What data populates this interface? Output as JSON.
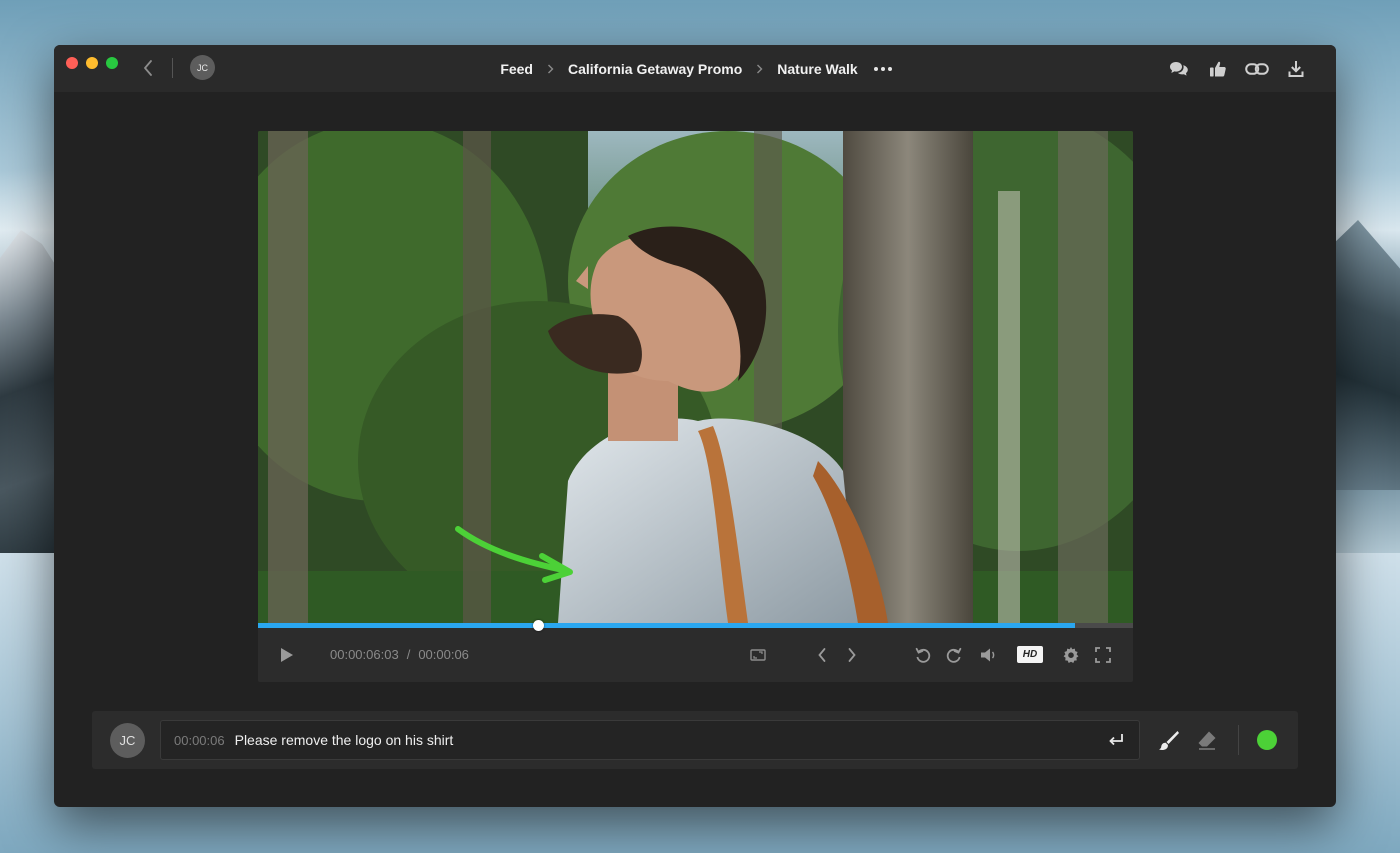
{
  "window": {
    "avatar_initials": "JC",
    "breadcrumbs": [
      "Feed",
      "California Getaway Promo",
      "Nature Walk"
    ],
    "actions": [
      "comments-icon",
      "thumbs-up-icon",
      "link-icon",
      "download-icon"
    ]
  },
  "player": {
    "current_time": "00:00:06:03",
    "time_separator": "/",
    "duration": "00:00:06",
    "quality_badge": "HD",
    "playhead_fraction": 0.32,
    "loaded_fraction": 0.934
  },
  "comment": {
    "avatar_initials": "JC",
    "timestamp": "00:00:06",
    "text": "Please remove the logo on his shirt",
    "active_color": "#4cd137"
  },
  "colors": {
    "accent": "#2aa7f0",
    "annotation": "#4cd137",
    "window_bg": "#222222"
  }
}
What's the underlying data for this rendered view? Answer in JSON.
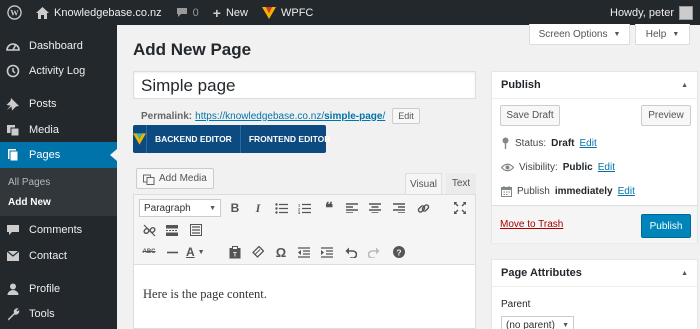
{
  "adminbar": {
    "site_name": "Knowledgebase.co.nz",
    "comments_count": "0",
    "new_label": "New",
    "plugin_label": "WPFC",
    "greeting": "Howdy, peter"
  },
  "sidebar": {
    "items": [
      {
        "label": "Dashboard",
        "icon": "dashboard-icon"
      },
      {
        "label": "Activity Log",
        "icon": "activity-log-icon"
      },
      {
        "label": "Posts",
        "icon": "pin-icon"
      },
      {
        "label": "Media",
        "icon": "media-icon"
      },
      {
        "label": "Pages",
        "icon": "pages-icon"
      },
      {
        "label": "Comments",
        "icon": "comments-icon"
      },
      {
        "label": "Contact",
        "icon": "envelope-icon"
      },
      {
        "label": "Profile",
        "icon": "user-icon"
      },
      {
        "label": "Tools",
        "icon": "wrench-icon"
      }
    ],
    "submenu": [
      {
        "label": "All Pages"
      },
      {
        "label": "Add New"
      }
    ]
  },
  "header": {
    "screen_options": "Screen Options",
    "help": "Help",
    "page_title": "Add New Page"
  },
  "editor": {
    "title_value": "Simple page",
    "permalink_label": "Permalink:",
    "permalink_base": "https://knowledgebase.co.nz/",
    "permalink_slug": "simple-page",
    "permalink_trailing": "/",
    "edit_label": "Edit",
    "builder": {
      "backend": "BACKEND EDITOR",
      "frontend": "FRONTEND EDITOR"
    },
    "add_media": "Add Media",
    "tab_visual": "Visual",
    "tab_text": "Text",
    "format_value": "Paragraph",
    "content": "Here is the page content."
  },
  "publish": {
    "title": "Publish",
    "save_draft": "Save Draft",
    "preview": "Preview",
    "status_label": "Status:",
    "status_value": "Draft",
    "visibility_label": "Visibility:",
    "visibility_value": "Public",
    "publish_label": "Publish",
    "publish_value": "immediately",
    "edit": "Edit",
    "trash": "Move to Trash",
    "publish_button": "Publish"
  },
  "attributes": {
    "title": "Page Attributes",
    "parent_label": "Parent",
    "parent_value": "(no parent)"
  },
  "colors": {
    "adminbar_bg": "#23282d",
    "accent": "#0073aa",
    "primary_button": "#0085ba",
    "trash": "#a00"
  }
}
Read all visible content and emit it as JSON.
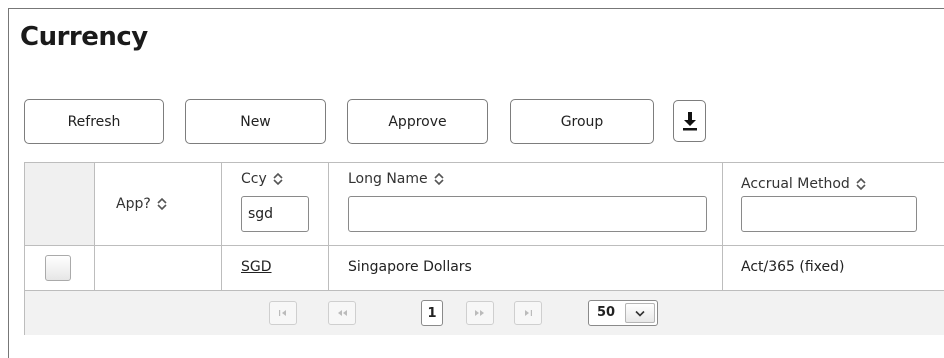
{
  "page": {
    "title": "Currency"
  },
  "toolbar": {
    "refresh_label": "Refresh",
    "new_label": "New",
    "approve_label": "Approve",
    "group_label": "Group",
    "download_icon": "download-icon"
  },
  "table": {
    "columns": [
      {
        "label": "",
        "sortable": false
      },
      {
        "label": "App?",
        "sortable": true
      },
      {
        "label": "Ccy",
        "sortable": true,
        "filter_value": "sgd"
      },
      {
        "label": "Long Name",
        "sortable": true,
        "filter_value": ""
      },
      {
        "label": "Accrual Method",
        "sortable": true,
        "filter_value": ""
      }
    ],
    "rows": [
      {
        "checked": false,
        "app": "",
        "ccy": "SGD",
        "long_name": "Singapore Dollars",
        "accrual_method": "Act/365 (fixed)"
      }
    ]
  },
  "pager": {
    "first_icon": "first-page-icon",
    "prev_icon": "prev-page-icon",
    "current_page": "1",
    "next_icon": "next-page-icon",
    "last_icon": "last-page-icon",
    "page_size": "50"
  },
  "colors": {
    "border": "#bdbdbd",
    "pager_bg": "#f2f2f2",
    "disabled_text": "#b9b9b9"
  }
}
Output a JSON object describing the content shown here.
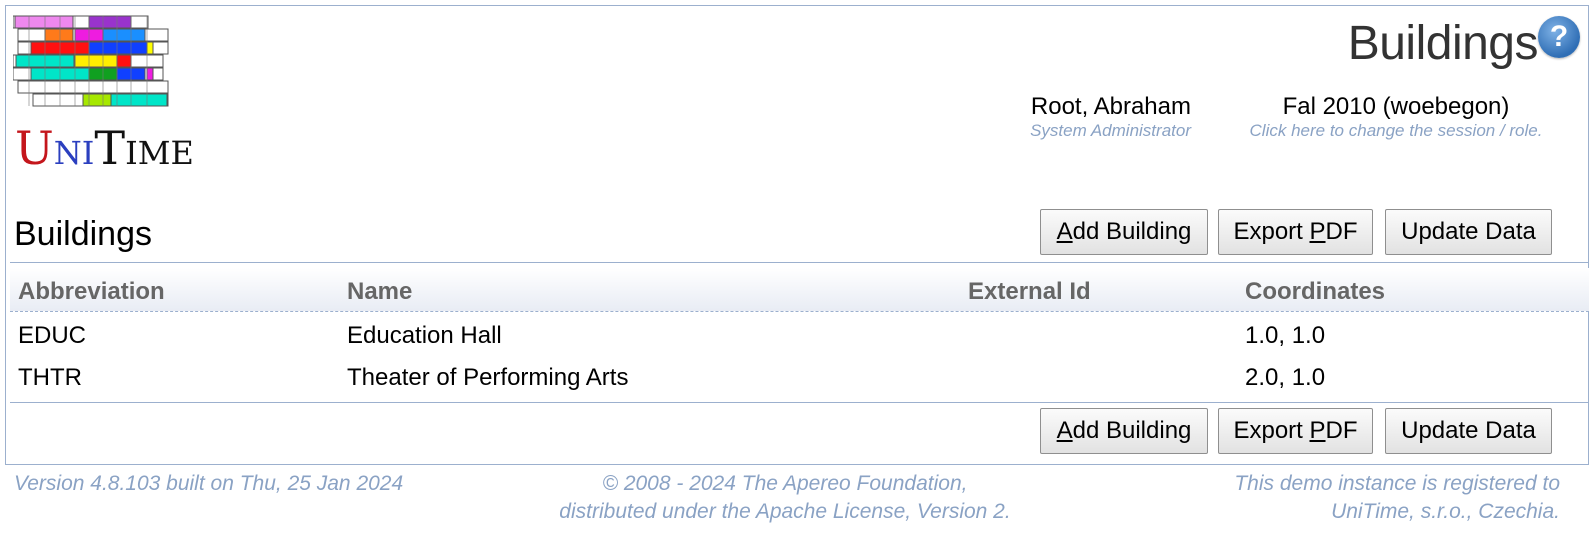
{
  "header": {
    "page_title": "Buildings",
    "help_icon": "question-icon",
    "user": {
      "name": "Root, Abraham",
      "role": "System Administrator"
    },
    "session": {
      "name": "Fal 2010 (woebegon)",
      "hint": "Click here to change the session / role."
    }
  },
  "logo": {
    "letters": [
      "U",
      "NI",
      "T",
      "IME"
    ],
    "colors": [
      "#c4161c",
      "#2b3fbf",
      "#111111",
      "#111111"
    ]
  },
  "section": {
    "title": "Buildings"
  },
  "buttons": {
    "add": {
      "prefix": "",
      "key": "A",
      "rest": "dd Building"
    },
    "export": {
      "prefix": "Export ",
      "key": "P",
      "rest": "DF"
    },
    "update": {
      "label": "Update Data"
    }
  },
  "table": {
    "columns": [
      "Abbreviation",
      "Name",
      "External Id",
      "Coordinates"
    ],
    "rows": [
      {
        "abbreviation": "EDUC",
        "name": "Education Hall",
        "external_id": "",
        "coordinates": "1.0, 1.0"
      },
      {
        "abbreviation": "THTR",
        "name": "Theater of Performing Arts",
        "external_id": "",
        "coordinates": "2.0, 1.0"
      }
    ]
  },
  "footer": {
    "version": "Version 4.8.103 built on Thu, 25 Jan 2024",
    "copyright_line1": "© 2008 - 2024 The Apereo Foundation,",
    "copyright_line2": "distributed under the Apache License, Version 2.",
    "registration_line1": "This demo instance is registered to",
    "registration_line2": "UniTime, s.r.o., Czechia."
  }
}
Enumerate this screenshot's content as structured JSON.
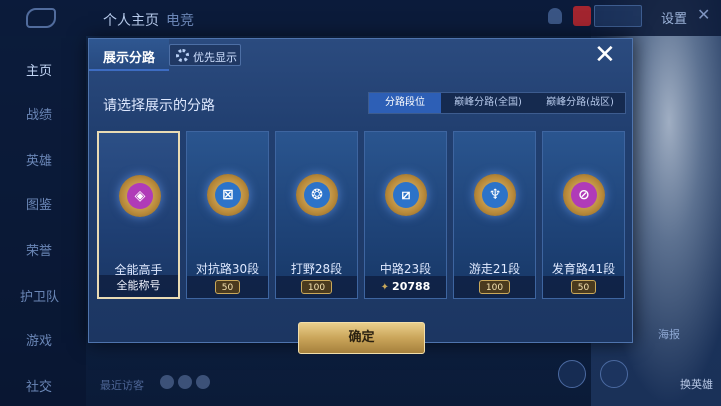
{
  "background": {
    "top_tabs": [
      "个人主页",
      "电竞 "
    ],
    "settings_label": "设置",
    "sidebar_items": [
      "主页",
      "战绩",
      "英雄",
      "图鉴",
      "荣誉",
      "护卫队",
      "游戏",
      "社交"
    ],
    "visitors_label": "最近访客",
    "hero_switch_label": "海报",
    "hero_button_label": "换英雄"
  },
  "dialog": {
    "title": "展示分路",
    "priority_label": "优先显示",
    "close_icon": "close-icon",
    "prompt": "请选择展示的分路",
    "filters": [
      {
        "label": "分路段位",
        "active": true
      },
      {
        "label": "巅峰分路(全国)",
        "active": false
      },
      {
        "label": "巅峰分路(战区)",
        "active": false
      }
    ],
    "cards": [
      {
        "label": "全能高手",
        "footer": "全能称号",
        "badge_icon": "all-round-icon",
        "badge_color": "#b03bb8",
        "selected": true
      },
      {
        "label": "对抗路30段",
        "footer": "50",
        "badge_icon": "clash-lane-icon",
        "badge_color": "#2c73c9",
        "selected": false
      },
      {
        "label": "打野28段",
        "footer": "100",
        "badge_icon": "jungle-icon",
        "badge_color": "#2c73c9",
        "selected": false
      },
      {
        "label": "中路23段",
        "footer": "20788",
        "badge_icon": "mid-lane-icon",
        "badge_color": "#2c73c9",
        "selected": false
      },
      {
        "label": "游走21段",
        "footer": "100",
        "badge_icon": "roam-icon",
        "badge_color": "#2c73c9",
        "selected": false
      },
      {
        "label": "发育路41段",
        "footer": "50",
        "badge_icon": "farm-lane-icon",
        "badge_color": "#b03bb8",
        "selected": false
      }
    ],
    "confirm_label": "确定"
  }
}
= = = =
= What is asked =
Select all lines with the word "content" from the entries above.

= Response to this task =
    "content": "Here is the page content."
Read all visible content and emit it as JSON.
Output a JSON object describing the content shown here.
Enumerate this screenshot's content as structured JSON.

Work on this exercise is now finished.